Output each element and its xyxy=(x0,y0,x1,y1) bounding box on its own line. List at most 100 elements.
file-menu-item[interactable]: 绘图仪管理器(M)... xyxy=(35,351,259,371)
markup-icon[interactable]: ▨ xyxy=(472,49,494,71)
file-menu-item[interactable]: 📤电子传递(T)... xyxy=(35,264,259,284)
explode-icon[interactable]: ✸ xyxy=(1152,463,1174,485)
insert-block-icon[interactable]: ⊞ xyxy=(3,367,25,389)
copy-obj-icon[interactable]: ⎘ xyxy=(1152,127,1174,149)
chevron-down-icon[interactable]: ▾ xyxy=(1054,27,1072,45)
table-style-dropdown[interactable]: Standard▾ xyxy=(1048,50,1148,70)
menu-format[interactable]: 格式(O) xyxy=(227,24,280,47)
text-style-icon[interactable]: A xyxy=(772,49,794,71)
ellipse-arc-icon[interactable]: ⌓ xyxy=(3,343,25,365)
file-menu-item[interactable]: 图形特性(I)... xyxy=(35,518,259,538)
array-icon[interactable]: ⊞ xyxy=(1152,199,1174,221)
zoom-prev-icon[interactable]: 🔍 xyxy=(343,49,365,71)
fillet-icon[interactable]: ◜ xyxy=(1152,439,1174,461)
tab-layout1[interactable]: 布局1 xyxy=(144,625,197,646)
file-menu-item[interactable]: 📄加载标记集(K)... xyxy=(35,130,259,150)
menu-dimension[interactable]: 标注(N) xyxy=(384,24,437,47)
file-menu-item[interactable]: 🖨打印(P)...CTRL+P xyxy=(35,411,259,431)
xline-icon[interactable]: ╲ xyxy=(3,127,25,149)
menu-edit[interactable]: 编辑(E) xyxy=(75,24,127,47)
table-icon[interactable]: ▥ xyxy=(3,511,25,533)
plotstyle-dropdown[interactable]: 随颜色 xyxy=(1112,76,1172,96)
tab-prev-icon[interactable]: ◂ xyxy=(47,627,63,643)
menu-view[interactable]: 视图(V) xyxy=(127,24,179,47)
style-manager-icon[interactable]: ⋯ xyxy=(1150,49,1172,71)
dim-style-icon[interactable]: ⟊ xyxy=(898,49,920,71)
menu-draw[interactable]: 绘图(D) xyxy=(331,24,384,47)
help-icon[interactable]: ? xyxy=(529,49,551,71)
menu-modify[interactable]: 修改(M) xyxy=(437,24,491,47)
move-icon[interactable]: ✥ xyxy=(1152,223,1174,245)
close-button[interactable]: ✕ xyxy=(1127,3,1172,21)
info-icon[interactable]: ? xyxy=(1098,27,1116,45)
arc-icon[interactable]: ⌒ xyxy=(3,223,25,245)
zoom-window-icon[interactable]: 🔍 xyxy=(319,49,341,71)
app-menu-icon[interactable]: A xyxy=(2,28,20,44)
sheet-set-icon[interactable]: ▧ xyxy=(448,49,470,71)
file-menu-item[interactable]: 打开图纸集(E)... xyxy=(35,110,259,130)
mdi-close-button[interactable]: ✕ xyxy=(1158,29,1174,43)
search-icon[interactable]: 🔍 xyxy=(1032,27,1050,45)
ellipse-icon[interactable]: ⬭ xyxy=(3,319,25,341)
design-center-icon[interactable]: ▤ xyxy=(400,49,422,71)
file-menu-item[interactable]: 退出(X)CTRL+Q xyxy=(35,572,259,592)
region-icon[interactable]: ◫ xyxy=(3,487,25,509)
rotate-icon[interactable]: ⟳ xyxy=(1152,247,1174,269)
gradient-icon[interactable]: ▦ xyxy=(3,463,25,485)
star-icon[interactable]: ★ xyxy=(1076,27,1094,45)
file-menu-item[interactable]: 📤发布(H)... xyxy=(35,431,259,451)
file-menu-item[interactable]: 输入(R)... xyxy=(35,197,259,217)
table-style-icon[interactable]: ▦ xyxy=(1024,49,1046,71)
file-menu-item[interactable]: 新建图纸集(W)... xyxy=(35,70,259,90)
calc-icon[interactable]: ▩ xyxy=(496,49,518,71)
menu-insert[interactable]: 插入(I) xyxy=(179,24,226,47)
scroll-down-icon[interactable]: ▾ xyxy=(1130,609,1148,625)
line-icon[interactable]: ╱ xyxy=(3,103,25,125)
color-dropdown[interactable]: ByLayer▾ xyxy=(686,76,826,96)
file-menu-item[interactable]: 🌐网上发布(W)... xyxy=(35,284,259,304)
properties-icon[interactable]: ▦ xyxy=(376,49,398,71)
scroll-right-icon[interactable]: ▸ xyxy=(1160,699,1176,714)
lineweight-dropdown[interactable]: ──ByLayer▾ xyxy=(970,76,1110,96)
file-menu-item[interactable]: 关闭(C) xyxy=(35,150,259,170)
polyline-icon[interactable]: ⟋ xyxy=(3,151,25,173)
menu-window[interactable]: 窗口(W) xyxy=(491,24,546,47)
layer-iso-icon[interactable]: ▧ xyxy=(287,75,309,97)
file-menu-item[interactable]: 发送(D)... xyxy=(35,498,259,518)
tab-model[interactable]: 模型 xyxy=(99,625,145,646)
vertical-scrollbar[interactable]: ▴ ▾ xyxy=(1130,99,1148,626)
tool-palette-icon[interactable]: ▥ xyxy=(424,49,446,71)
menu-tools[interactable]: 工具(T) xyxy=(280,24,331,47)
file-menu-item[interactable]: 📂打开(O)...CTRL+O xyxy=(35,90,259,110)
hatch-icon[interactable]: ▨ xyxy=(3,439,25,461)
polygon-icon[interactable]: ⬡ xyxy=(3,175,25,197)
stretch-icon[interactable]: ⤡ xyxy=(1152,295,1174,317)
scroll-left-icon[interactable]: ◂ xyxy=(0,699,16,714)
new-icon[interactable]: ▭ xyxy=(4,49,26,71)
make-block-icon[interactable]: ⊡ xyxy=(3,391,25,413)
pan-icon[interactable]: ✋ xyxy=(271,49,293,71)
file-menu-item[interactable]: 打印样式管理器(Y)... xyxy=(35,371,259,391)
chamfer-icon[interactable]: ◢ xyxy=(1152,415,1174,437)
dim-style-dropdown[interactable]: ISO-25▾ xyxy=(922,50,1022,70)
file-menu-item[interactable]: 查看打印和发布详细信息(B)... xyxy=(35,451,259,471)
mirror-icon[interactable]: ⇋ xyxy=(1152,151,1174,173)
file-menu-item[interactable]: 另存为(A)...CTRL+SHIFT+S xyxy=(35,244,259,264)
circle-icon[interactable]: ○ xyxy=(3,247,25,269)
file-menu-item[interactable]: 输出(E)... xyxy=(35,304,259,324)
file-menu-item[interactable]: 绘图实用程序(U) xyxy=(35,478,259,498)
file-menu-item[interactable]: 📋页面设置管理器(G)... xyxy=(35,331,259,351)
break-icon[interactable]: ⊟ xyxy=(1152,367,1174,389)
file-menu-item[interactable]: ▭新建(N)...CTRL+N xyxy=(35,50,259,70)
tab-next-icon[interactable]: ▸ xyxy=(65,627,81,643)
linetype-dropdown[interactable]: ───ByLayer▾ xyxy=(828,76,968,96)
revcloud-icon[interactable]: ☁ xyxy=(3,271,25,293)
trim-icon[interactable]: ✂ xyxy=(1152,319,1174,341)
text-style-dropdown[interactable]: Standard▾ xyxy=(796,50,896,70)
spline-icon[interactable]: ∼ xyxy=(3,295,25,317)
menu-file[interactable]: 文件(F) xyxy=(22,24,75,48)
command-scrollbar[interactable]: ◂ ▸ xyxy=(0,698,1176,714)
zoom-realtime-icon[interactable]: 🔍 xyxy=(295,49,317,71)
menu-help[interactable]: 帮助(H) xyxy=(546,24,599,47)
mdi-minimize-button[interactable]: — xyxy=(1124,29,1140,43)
******
• What the exercise asks: Give these lines as a JSON list of strings, one string per line, leaving out blank lines.

• Response to this exercise:
[
  "Output each element and its xyxy=(x0,y0,x1,y1) bounding box on its own line. List at most 100 elements.",
  "file-menu-item[interactable]: 绘图仪管理器(M)... xyxy=(35,351,259,371)",
  "markup-icon[interactable]: ▨ xyxy=(472,49,494,71)",
  "file-menu-item[interactable]: 📤电子传递(T)... xyxy=(35,264,259,284)",
  "explode-icon[interactable]: ✸ xyxy=(1152,463,1174,485)",
  "insert-block-icon[interactable]: ⊞ xyxy=(3,367,25,389)",
  "copy-obj-icon[interactable]: ⎘ xyxy=(1152,127,1174,149)",
  "chevron-down-icon[interactable]: ▾ xyxy=(1054,27,1072,45)",
  "table-style-dropdown[interactable]: Standard▾ xyxy=(1048,50,1148,70)",
  "menu-format[interactable]: 格式(O) xyxy=(227,24,280,47)",
  "text-style-icon[interactable]: A xyxy=(772,49,794,71)",
  "ellipse-arc-icon[interactable]: ⌓ xyxy=(3,343,25,365)",
  "file-menu-item[interactable]: 图形特性(I)... xyxy=(35,518,259,538)",
  "array-icon[interactable]: ⊞ xyxy=(1152,199,1174,221)",
  "zoom-prev-icon[interactable]: 🔍 xyxy=(343,49,365,71)",
  "fillet-icon[interactable]: ◜ xyxy=(1152,439,1174,461)",
  "tab-layout1[interactable]: 布局1 xyxy=(144,625,197,646)",
  "file-menu-item[interactable]: 📄加载标记集(K)... xyxy=(35,130,259,150)",
  "menu-dimension[interactable]: 标注(N) xyxy=(384,24,437,47)",
  "file-menu-item[interactable]: 🖨打印(P)...CTRL+P xyxy=(35,411,259,431)",
  "xline-icon[interactable]: ╲ xyxy=(3,127,25,149)",
  "menu-edit[interactable]: 编辑(E) xyxy=(75,24,127,47)",
  "table-icon[interactable]: ▥ xyxy=(3,511,25,533)",
  "plotstyle-dropdown[interactable]: 随颜色 xyxy=(1112,76,1172,96)",
  "tab-prev-icon[interactable]: ◂ xyxy=(47,627,63,643)",
  "menu-view[interactable]: 视图(V) xyxy=(127,24,179,47)",
  "style-manager-icon[interactable]: ⋯ xyxy=(1150,49,1172,71)",
  "dim-style-icon[interactable]: ⟊ xyxy=(898,49,920,71)",
  "menu-draw[interactable]: 绘图(D) xyxy=(331,24,384,47)",
  "help-icon[interactable]: ? xyxy=(529,49,551,71)",
  "menu-modify[interactable]: 修改(M) xyxy=(437,24,491,47)",
  "move-icon[interactable]: ✥ xyxy=(1152,223,1174,245)",
  "close-button[interactable]: ✕ xyxy=(1127,3,1172,21)",
  "info-icon[interactable]: ? xyxy=(1098,27,1116,45)",
  "arc-icon[interactable]: ⌒ xyxy=(3,223,25,245)",
  "zoom-window-icon[interactable]: 🔍 xyxy=(319,49,341,71)",
  "app-menu-icon[interactable]: A xyxy=(2,28,20,44)",
  "sheet-set-icon[interactable]: ▧ xyxy=(448,49,470,71)",
  "file-menu-item[interactable]: 打开图纸集(E)... xyxy=(35,110,259,130)",
  "mdi-close-button[interactable]: ✕ xyxy=(1158,29,1174,43)",
  "search-icon[interactable]: 🔍 xyxy=(1032,27,1050,45)",
  "ellipse-icon[interactable]: ⬭ xyxy=(3,319,25,341)",
  "design-center-icon[interactable]: ▤ xyxy=(400,49,422,71)",
  "file-menu-item[interactable]: 退出(X)CTRL+Q xyxy=(35,572,259,592)",
  "region-icon[interactable]: ◫ xyxy=(3,487,25,509)",
  "rotate-icon[interactable]: ⟳ xyxy=(1152,247,1174,269)",
  "gradient-icon[interactable]: ▦ xyxy=(3,463,25,485)",
  "star-icon[interactable]: ★ xyxy=(1076,27,1094,45)",
  "file-menu-item[interactable]: 📤发布(H)... xyxy=(35,431,259,451)",
  "file-menu-item[interactable]: 输入(R)... xyxy=(35,197,259,217)",
  "table-style-icon[interactable]: ▦ xyxy=(1024,49,1046,71)",
  "file-menu-item[interactable]: 新建图纸集(W)... xyxy=(35,70,259,90)",
  "calc-icon[interactable]: ▩ xyxy=(496,49,518,71)",
  "menu-insert[interactable]: 插入(I) xyxy=(179,24,226,47)",
  "scroll-down-icon[interactable]: ▾ xyxy=(1130,609,1148,625)",
  "line-icon[interactable]: ╱ xyxy=(3,103,25,125)",
  "color-dropdown[interactable]: ByLayer▾ xyxy=(686,76,826,96)",
  "file-menu-item[interactable]: 🌐网上发布(W)... xyxy=(35,284,259,304)",
  "properties-icon[interactable]: ▦ xyxy=(376,49,398,71)",
  "scroll-right-icon[interactable]: ▸ xyxy=(1160,699,1176,714)",
  "lineweight-dropdown[interactable]: ──ByLayer▾ xyxy=(970,76,1110,96)",
  "file-menu-item[interactable]: 关闭(C) xyxy=(35,150,259,170)",
  "polyline-icon[interactable]: ⟋ xyxy=(3,151,25,173)",
  "menu-window[interactable]: 窗口(W) xyxy=(491,24,546,47)",
  "layer-iso-icon[interactable]: ▧ xyxy=(287,75,309,97)",
  "file-menu-item[interactable]: 发送(D)... xyxy=(35,498,259,518)",
  "tab-model[interactable]: 模型 xyxy=(99,625,145,646)",
  "vertical-scrollbar[interactable]: ▴ ▾ xyxy=(1130,99,1148,626)",
  "tool-palette-icon[interactable]: ▥ xyxy=(424,49,446,71)",
  "menu-tools[interactable]: 工具(T) xyxy=(280,24,331,47)",
  "file-menu-item[interactable]: 📂打开(O)...CTRL+O xyxy=(35,90,259,110)",
  "hatch-icon[interactable]: ▨ xyxy=(3,439,25,461)",
  "polygon-icon[interactable]: ⬡ xyxy=(3,175,25,197)",
  "stretch-icon[interactable]: ⤡ xyxy=(1152,295,1174,317)",
  "scroll-left-icon[interactable]: ◂ xyxy=(0,699,16,714)",
  "new-icon[interactable]: ▭ xyxy=(4,49,26,71)",
  "make-block-icon[interactable]: ⊡ xyxy=(3,391,25,413)",
  "pan-icon[interactable]: ✋ xyxy=(271,49,293,71)",
  "file-menu-item[interactable]: 打印样式管理器(Y)... xyxy=(35,371,259,391)",
  "chamfer-icon[interactable]: ◢ xyxy=(1152,415,1174,437)",
  "dim-style-dropdown[interactable]: ISO-25▾ xyxy=(922,50,1022,70)",
  "file-menu-item[interactable]: 查看打印和发布详细信息(B)... xyxy=(35,451,259,471)",
  "mirror-icon[interactable]: ⇋ xyxy=(1152,151,1174,173)",
  "file-menu-item[interactable]: 另存为(A)...CTRL+SHIFT+S xyxy=(35,244,259,264)",
  "circle-icon[interactable]: ○ xyxy=(3,247,25,269)",
  "file-menu-item[interactable]: 输出(E)... xyxy=(35,304,259,324)",
  "file-menu-item[interactable]: 绘图实用程序(U) xyxy=(35,478,259,498)",
  "file-menu-item[interactable]: 📋页面设置管理器(G)... xyxy=(35,331,259,351)",
  "break-icon[interactable]: ⊟ xyxy=(1152,367,1174,389)",
  "file-menu-item[interactable]: ▭新建(N)...CTRL+N xyxy=(35,50,259,70)",
  "tab-next-icon[interactable]: ▸ xyxy=(65,627,81,643)",
  "linetype-dropdown[interactable]: ───ByLayer▾ xyxy=(828,76,968,96)",
  "revcloud-icon[interactable]: ☁ xyxy=(3,271,25,293)",
  "trim-icon[interactable]: ✂ xyxy=(1152,319,1174,341)",
  "text-style-dropdown[interactable]: Standard▾ xyxy=(796,50,896,70)",
  "spline-icon[interactable]: ∼ xyxy=(3,295,25,317)",
  "menu-file[interactable]: 文件(F) xyxy=(22,24,75,48)",
  "command-scrollbar[interactable]: ◂ ▸ xyxy=(0,698,1176,714)",
  "zoom-realtime-icon[interactable]: 🔍 xyxy=(295,49,317,71)",
  "menu-help[interactable]: 帮助(H) xyxy=(546,24,599,47)",
  "mdi-minimize-button[interactable]: — xyxy=(1124,29,1140,43)"
]